Dataset excerpts
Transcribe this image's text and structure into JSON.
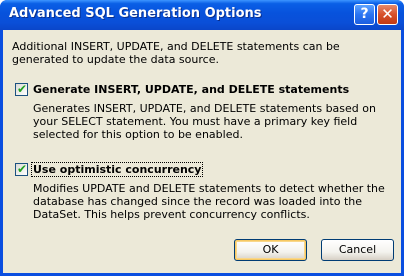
{
  "window": {
    "title": "Advanced SQL Generation Options",
    "help_glyph": "?",
    "close_glyph": "✕"
  },
  "intro_text": "Additional INSERT, UPDATE, and DELETE statements can be generated to update the data source.",
  "options": [
    {
      "label": "Generate INSERT, UPDATE, and DELETE statements",
      "checked": true,
      "description": "Generates INSERT, UPDATE, and DELETE statements based on your SELECT statement. You must have a primary key field selected for this option to be enabled."
    },
    {
      "label": "Use optimistic concurrency",
      "checked": true,
      "description": "Modifies UPDATE and DELETE statements to detect whether the database has changed since the record was loaded into the DataSet. This helps prevent concurrency conflicts."
    }
  ],
  "buttons": {
    "ok": "OK",
    "cancel": "Cancel"
  },
  "check_glyph": "✔",
  "colors": {
    "titlebar": "#0a4ee0",
    "dialog_bg": "#ece9d8",
    "check": "#21a121"
  }
}
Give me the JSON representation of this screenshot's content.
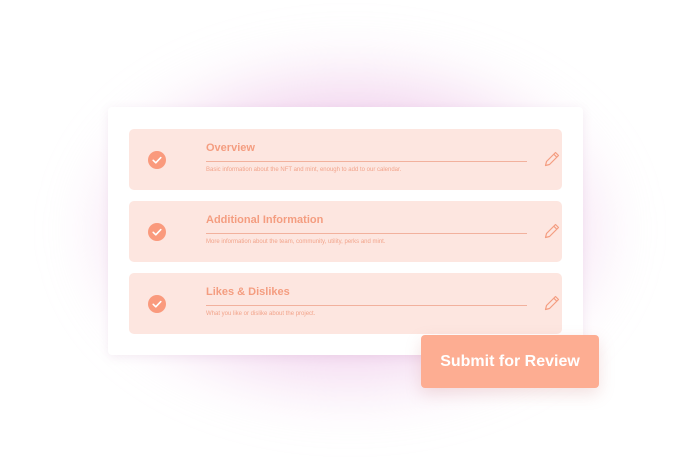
{
  "sections": [
    {
      "title": "Overview",
      "description": "Basic information about the NFT and mint, enough to add to our calendar.",
      "status_icon": "check-circle-icon",
      "action_icon": "pencil-icon"
    },
    {
      "title": "Additional Information",
      "description": "More information about the team, community, utility, perks and mint.",
      "status_icon": "check-circle-icon",
      "action_icon": "pencil-icon"
    },
    {
      "title": "Likes & Dislikes",
      "description": "What you like or dislike about the project.",
      "status_icon": "check-circle-icon",
      "action_icon": "pencil-icon"
    }
  ],
  "submit_label": "Submit for Review",
  "colors": {
    "accent": "#fa9a7d",
    "section_bg": "#fde6e0",
    "button_bg": "#fdad92",
    "glow": "#d478c8"
  }
}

▶ [What is being asked]: Copy each line of the data that contains the word "into".

▶ [Result of the task]:
Transcribe this image's text and structure into JSON.
      "description": "Modifies UPDATE and DELETE statements to detect whether the database has changed since the record was loaded into the DataSet. This helps prevent concurrency conflicts."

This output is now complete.